### Problems to solve
1. In the survey commentary, copy the passage between "Those of you" and "(7-10 on a scale of 10)", inclusive, substituting "Star Schema Modelling" for every "Dimensional Modelling".
2. According to the survey commentary, what percentage of respondents felt that knowledge of XML and No SQL data stores is not important to them?
3. In two or three sentences, explain why the survey commentary calls the share of Data Modellers who rate Dimensional Modelling as unimportant a concerning statistic.

### Text passage
2) How much experience do you have with Agile or Scrum projects?

  • 12% – 10+ projects
  • 9% – 5-10 projects
  • 20% – 3-4 projects
  • 16% – 2 projects
  • 8% – 1 project
  • 33% – no experience

3) If you have been the data architect or data modeller on an Agile project, how satisfied were you with the results?

  • 22% – very satisfied
  • 46% – fairly satisfied
  • 32% – not satisfied

Analysis

What I took from these responses are that the majority of people feel that Agile isn’t that important to them. But I hope there is some light at the end of the tunnel as a good percentage of Data Modellers have not been on an Agile project or have only been on 1 Agile project. (41%) In addition, of the ones that were on Agile projects, 68% reported that they were either very satisfied or fairly satisfied. Those are encouraging numbers. Although some Data Modellers don’t think Agile is important to them, there seems to be a correlation that once they are exposed to the methods, they view them as positive.

Dimensional Modelling

Those of you that have read my blogs have seen my positive comments on Dimensional Modelling. Another concern I had with the results of the survey are the percentage of Data Modellers that feel understanding Dimensional Modelling concepts are not important to them.

  • 28% thought it was important (1-3 on a scale of 10)
  • 34% were neutral (4-6 on a scale of 10)
  • 40% thought it was not important (7-10 on a scale of 10)

Given that all Data Modellers have had to model the data to support reporting, this is a somewhat concerning statistic. Dimensional Modelling is not something new as well, not like XML and No SQL data stores. Shockingly 62% felt that knowledge of XML and No SQL Data Stores are not important to them.

Summary

I think we have a ways to go to encourage the adoption of new processes, methods, and technologies in the Data Modelling and Database professions. Even within our own profession, items like Dimensional Modelling still lack full acceptance.

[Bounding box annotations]
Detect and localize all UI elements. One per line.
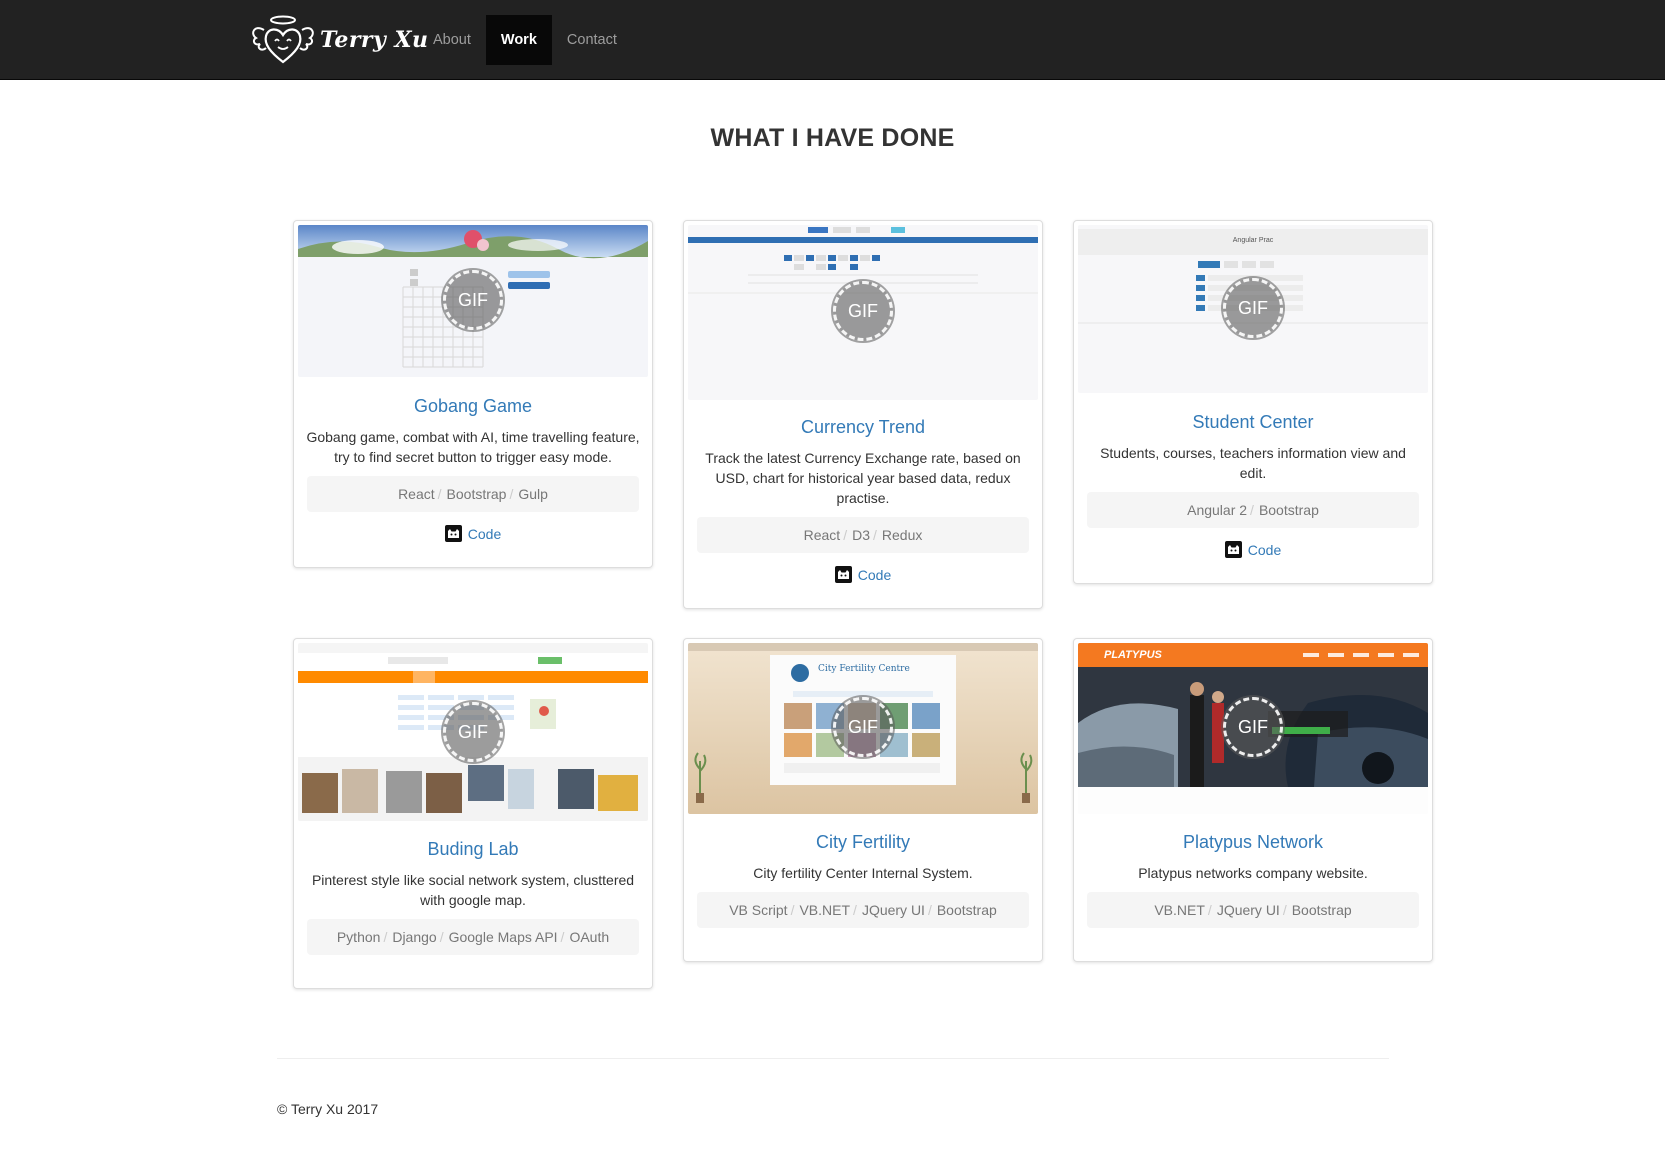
- project-card-currency: GIF Currency Trend Track the latest Curr…: [683, 220, 1043, 609]
- tech-tags: React / Bootstrap / Gulp: [307, 476, 639, 512]
- project-description: Track the latest Currency Exchange rate,…: [705, 450, 1021, 506]
- nav-item-contact[interactable]: Contact: [552, 15, 632, 65]
- project-thumbnail[interactable]: GIF: [688, 225, 1038, 400]
- tag: Python: [336, 929, 381, 945]
- tag-separator: /: [927, 902, 932, 918]
- project-title[interactable]: Currency Trend: [684, 417, 1042, 438]
- tag: Bootstrap: [446, 486, 507, 502]
- tag-separator: /: [560, 929, 565, 945]
- project-description: Gobang game, combat with AI, time travel…: [306, 429, 640, 465]
- project-thumbnail[interactable]: City Fertility Centre GIF: [688, 643, 1038, 814]
- project-title[interactable]: Student Center: [1074, 412, 1432, 433]
- project-title[interactable]: Platypus Network: [1074, 832, 1432, 853]
- project-card-gobang: GIF Gobang Game Gobang game, combat with…: [293, 220, 653, 568]
- code-link-label: Code: [1247, 541, 1282, 558]
- code-link[interactable]: Code: [1074, 541, 1432, 558]
- tag: Gulp: [518, 486, 548, 502]
- project-description: Students, courses, teachers information …: [1100, 445, 1406, 481]
- tag-separator: /: [790, 902, 795, 918]
- tag: JQuery UI: [861, 902, 925, 918]
- tag: Bootstrap: [1258, 502, 1319, 518]
- tag-separator: /: [853, 902, 857, 918]
- tag: Google Maps API: [448, 929, 558, 945]
- winged-heart-icon: [252, 15, 314, 64]
- thumbnail-title: Angular Prac: [1232, 237, 1274, 244]
- project-description: Pinterest style like social network syst…: [311, 872, 635, 908]
- github-icon: [834, 566, 852, 583]
- project-thumbnail[interactable]: GIF: [1078, 225, 1428, 393]
- tech-tags: VB.NET / JQuery UI / Bootstrap: [1087, 892, 1419, 928]
- project-card-platypus: PLATYPUS GIF Platypus Network Platypus n…: [1073, 638, 1433, 962]
- tech-tags: VB Script / VB.NET / JQuery UI / Bootstrap: [697, 892, 1029, 928]
- tag-separator: /: [1250, 502, 1254, 518]
- tech-tags: React / D3/ Redux: [697, 517, 1029, 553]
- thumbnail-title: City Fertility Centre: [818, 664, 910, 674]
- tag-separator: /: [509, 486, 514, 502]
- brand-logo[interactable]: Terry Xu: [250, 14, 429, 66]
- tag-separator: /: [1282, 902, 1287, 918]
- github-icon: [1224, 541, 1242, 558]
- project-thumbnail[interactable]: GIF: [298, 225, 648, 377]
- tag: D3: [852, 527, 870, 543]
- footer-copyright: © Terry Xu 2017: [277, 1101, 379, 1117]
- tag-separator: /: [437, 486, 442, 502]
- tag: Bootstrap: [936, 902, 997, 918]
- tag: Django: [392, 929, 437, 945]
- project-description: Platypus networks company website.: [1138, 865, 1368, 881]
- footer-divider: [277, 1058, 1389, 1059]
- section-title: WHAT I HAVE DONE: [710, 124, 955, 152]
- tag-separator: /: [383, 929, 388, 945]
- brand-name: Terry Xu: [320, 27, 429, 53]
- tag: VB.NET: [799, 902, 851, 918]
- tech-tags: Angular 2/ Bootstrap: [1087, 492, 1419, 528]
- tag-separator: /: [873, 527, 877, 543]
- project-card-student: GIF Angular Prac Student Center Students…: [1073, 220, 1433, 584]
- project-title[interactable]: City Fertility: [684, 832, 1042, 853]
- gif-play-badge[interactable]: GIF: [443, 270, 503, 330]
- tech-tags: Python / Django / Google Maps API / OAuth: [307, 919, 639, 955]
- nav-item-work[interactable]: Work: [485, 15, 552, 65]
- code-link[interactable]: Code: [684, 566, 1042, 583]
- gif-play-badge[interactable]: GIF: [443, 702, 503, 762]
- code-link-label: Code: [467, 525, 502, 542]
- project-title[interactable]: Buding Lab: [294, 839, 652, 860]
- tag: VB.NET: [1154, 902, 1205, 918]
- main-nav: About Work Contact: [418, 15, 632, 65]
- nav-item-about[interactable]: About: [418, 15, 486, 65]
- gif-play-badge[interactable]: GIF: [833, 281, 893, 341]
- project-card-buding: GIF Buding Lab Pinterest style like soci…: [293, 638, 653, 989]
- tag: Redux: [881, 527, 923, 543]
- tag: JQuery UI: [1216, 902, 1280, 918]
- code-link[interactable]: Code: [294, 525, 652, 542]
- tag: React: [398, 486, 435, 502]
- tag: Angular 2: [1187, 502, 1248, 518]
- code-link-label: Code: [857, 566, 892, 583]
- tag-separator: /: [843, 527, 848, 543]
- github-icon: [444, 525, 462, 542]
- gif-play-badge[interactable]: GIF: [833, 697, 893, 757]
- tag: VB Script: [729, 902, 788, 918]
- gif-play-badge[interactable]: GIF: [1223, 278, 1283, 338]
- top-navbar: Terry Xu About Work Contact: [0, 0, 1665, 80]
- thumbnail-title: PLATYPUS: [1104, 649, 1162, 661]
- project-thumbnail[interactable]: GIF: [298, 643, 648, 821]
- tag: OAuth: [569, 929, 610, 945]
- tag-separator: /: [439, 929, 444, 945]
- project-title[interactable]: Gobang Game: [294, 396, 652, 417]
- gif-play-badge[interactable]: GIF: [1223, 697, 1283, 757]
- tag: React: [803, 527, 841, 543]
- project-thumbnail[interactable]: PLATYPUS GIF: [1078, 643, 1428, 814]
- tag-separator: /: [1207, 902, 1212, 918]
- tag: Bootstrap: [1291, 902, 1352, 918]
- project-card-city-fertility: City Fertility Centre GIF City Fertility…: [683, 638, 1043, 962]
- project-description: City fertility Center Internal System.: [753, 865, 973, 881]
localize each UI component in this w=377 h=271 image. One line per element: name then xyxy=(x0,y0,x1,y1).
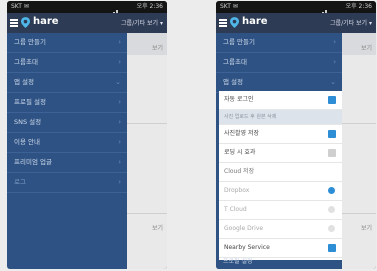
option-label: T Cloud xyxy=(224,206,247,213)
location-pin-icon xyxy=(21,17,30,28)
chevron-right-icon: › xyxy=(118,158,121,166)
drawer-item-profile[interactable]: 프로필 설정 xyxy=(216,258,342,269)
drawer-item-guide[interactable]: 이용 안내 › xyxy=(7,133,127,153)
setting-label: 로딩 시 효과 xyxy=(224,149,256,156)
drawer-item-label: 앱 설정 xyxy=(223,78,244,86)
menu-icon[interactable] xyxy=(219,19,227,27)
chevron-right-icon: › xyxy=(333,58,336,66)
drawer-item-label: 그룹 만들기 xyxy=(223,38,255,46)
app-title: hare xyxy=(242,16,268,27)
phone-screen-right: SKT ✉ 오후 2:36 hare 그룹/기타 보기 ▾ 보기 보기 그룹 만… xyxy=(216,1,376,269)
app-settings-panel: 자동 로그인 사진 업로드 후 원본 삭제 사진촬영 저장 로딩 시 효과 Cl… xyxy=(219,91,342,260)
drawer-item-label: 그룹 만들기 xyxy=(14,38,46,46)
status-bar: SKT ✉ 오후 2:36 xyxy=(216,1,376,16)
chevron-right-icon: › xyxy=(118,118,121,126)
drawer-item-app-settings[interactable]: 앱 설정 ⌄ xyxy=(216,73,342,93)
signal-icon xyxy=(107,4,123,16)
carrier-label: SKT ✉ xyxy=(220,3,238,10)
option-label: Google Drive xyxy=(224,225,264,232)
setting-label: 자동 로그인 xyxy=(224,96,254,103)
drawer-item-create-group[interactable]: 그룹 만들기 › xyxy=(216,33,342,53)
chevron-right-icon: › xyxy=(118,38,121,46)
radio-unselected[interactable] xyxy=(328,206,335,213)
chevron-right-icon: › xyxy=(118,58,121,66)
background-stub: 보기 xyxy=(151,45,163,52)
group-selector[interactable]: 그룹/기타 보기 ▾ xyxy=(330,18,372,27)
drawer-item-log[interactable]: 로그 › xyxy=(7,173,127,193)
drawer-item-premium[interactable]: 프리미엄 업글 › xyxy=(7,153,127,173)
cloud-option-google-drive[interactable]: Google Drive xyxy=(219,220,342,239)
section-title: Cloud 저장 xyxy=(224,168,255,175)
drawer-item-label: 프리미엄 업글 xyxy=(14,158,52,166)
checkbox-checked[interactable] xyxy=(328,130,336,138)
chevron-right-icon: › xyxy=(118,98,121,106)
cloud-section-header: Cloud 저장 xyxy=(219,163,342,182)
radio-selected[interactable] xyxy=(328,187,335,194)
clock: 오후 2:36 xyxy=(345,3,372,10)
chevron-right-icon: › xyxy=(333,38,336,46)
drawer-item-label: 프로필 설정 xyxy=(14,98,46,106)
group-selector[interactable]: 그룹/기타 보기 ▾ xyxy=(121,18,163,27)
setting-auto-login[interactable]: 자동 로그인 xyxy=(219,91,342,110)
setting-note: 사진 업로드 후 원본 삭제 xyxy=(219,110,342,125)
drawer-item-label: SNS 설정 xyxy=(14,118,42,126)
option-label: Dropbox xyxy=(224,187,250,194)
chevron-right-icon: › xyxy=(118,178,121,186)
drawer-item-label: 앱 설정 xyxy=(14,78,35,86)
drawer-item-profile[interactable]: 프로필 설정 › xyxy=(7,93,127,113)
radio-unselected[interactable] xyxy=(328,225,335,232)
drawer-item-create-group[interactable]: 그룹 만들기 › xyxy=(7,33,127,53)
chevron-down-icon: ⌄ xyxy=(330,78,336,86)
signal-icon xyxy=(316,4,332,16)
drawer-item-invite[interactable]: 그룹초대 › xyxy=(216,53,342,73)
cloud-option-tcloud[interactable]: T Cloud xyxy=(219,201,342,220)
background-stub: 보기 xyxy=(360,225,372,232)
checkbox-unchecked[interactable] xyxy=(328,149,336,157)
location-pin-icon xyxy=(230,17,239,28)
clock: 오후 2:36 xyxy=(136,3,163,10)
drawer-item-label: 그룹초대 xyxy=(223,58,247,66)
app-bar: hare 그룹/기타 보기 ▾ xyxy=(216,13,376,33)
chevron-down-icon: ⌄ xyxy=(115,78,121,86)
drawer-item-label: 그룹초대 xyxy=(14,58,38,66)
app-title: hare xyxy=(33,16,59,27)
setting-photo-save[interactable]: 사진촬영 저장 xyxy=(219,125,342,144)
navigation-drawer: 그룹 만들기 › 그룹초대 › 앱 설정 ⌄ 프로필 설정 › SNS 설정 ›… xyxy=(7,33,127,269)
setting-label: Nearby Service xyxy=(224,244,270,251)
setting-loading-effect[interactable]: 로딩 시 효과 xyxy=(219,144,342,163)
app-bar: hare 그룹/기타 보기 ▾ xyxy=(7,13,167,33)
carrier-label: SKT ✉ xyxy=(11,3,29,10)
background-stub: 보기 xyxy=(151,225,163,232)
drawer-item-sns[interactable]: SNS 설정 › xyxy=(7,113,127,133)
drawer-item-label: 이용 안내 xyxy=(14,138,40,146)
phone-screen-left: SKT ✉ 오후 2:36 hare 그룹/기타 보기 ▾ 보기 보기 그룹 만… xyxy=(7,1,167,269)
setting-label: 사진촬영 저장 xyxy=(224,130,260,137)
background-stub: 보기 xyxy=(360,45,372,52)
cloud-option-dropbox[interactable]: Dropbox xyxy=(219,182,342,201)
checkbox-checked[interactable] xyxy=(328,244,336,252)
chevron-right-icon: › xyxy=(118,138,121,146)
drawer-item-label: 로그 xyxy=(14,178,26,186)
setting-note-text: 사진 업로드 후 원본 삭제 xyxy=(224,114,277,120)
status-bar: SKT ✉ 오후 2:36 xyxy=(7,1,167,16)
drawer-item-app-settings[interactable]: 앱 설정 ⌄ xyxy=(7,73,127,93)
drawer-item-label: 프로필 설정 xyxy=(223,258,253,265)
checkbox-checked[interactable] xyxy=(328,96,336,104)
drawer-item-invite[interactable]: 그룹초대 › xyxy=(7,53,127,73)
menu-icon[interactable] xyxy=(10,19,18,27)
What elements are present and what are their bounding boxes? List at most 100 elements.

### Responses by task
1.
Those of you that have read my blogs have seen my positive comments on Star Schema Modelling. Another concern I had with the results of the survey are the percentage of Data Modellers that feel understanding Star Schema Modelling concepts are not important to them.

  • 28% thought it was important (1-3 on a scale of 10)
  • 34% were neutral (4-6 on a scale of 10)
  • 40% thought it was not important (7-10 on a scale of 10)

2. 62% felt that knowledge of XML and No SQL data stores is not important to them.

3. All Data Modellers have had to model data to support reporting, so Dimensional Modelling concepts bear directly on their work. Dimensional Modelling is also not something new, unlike XML and No SQL data stores.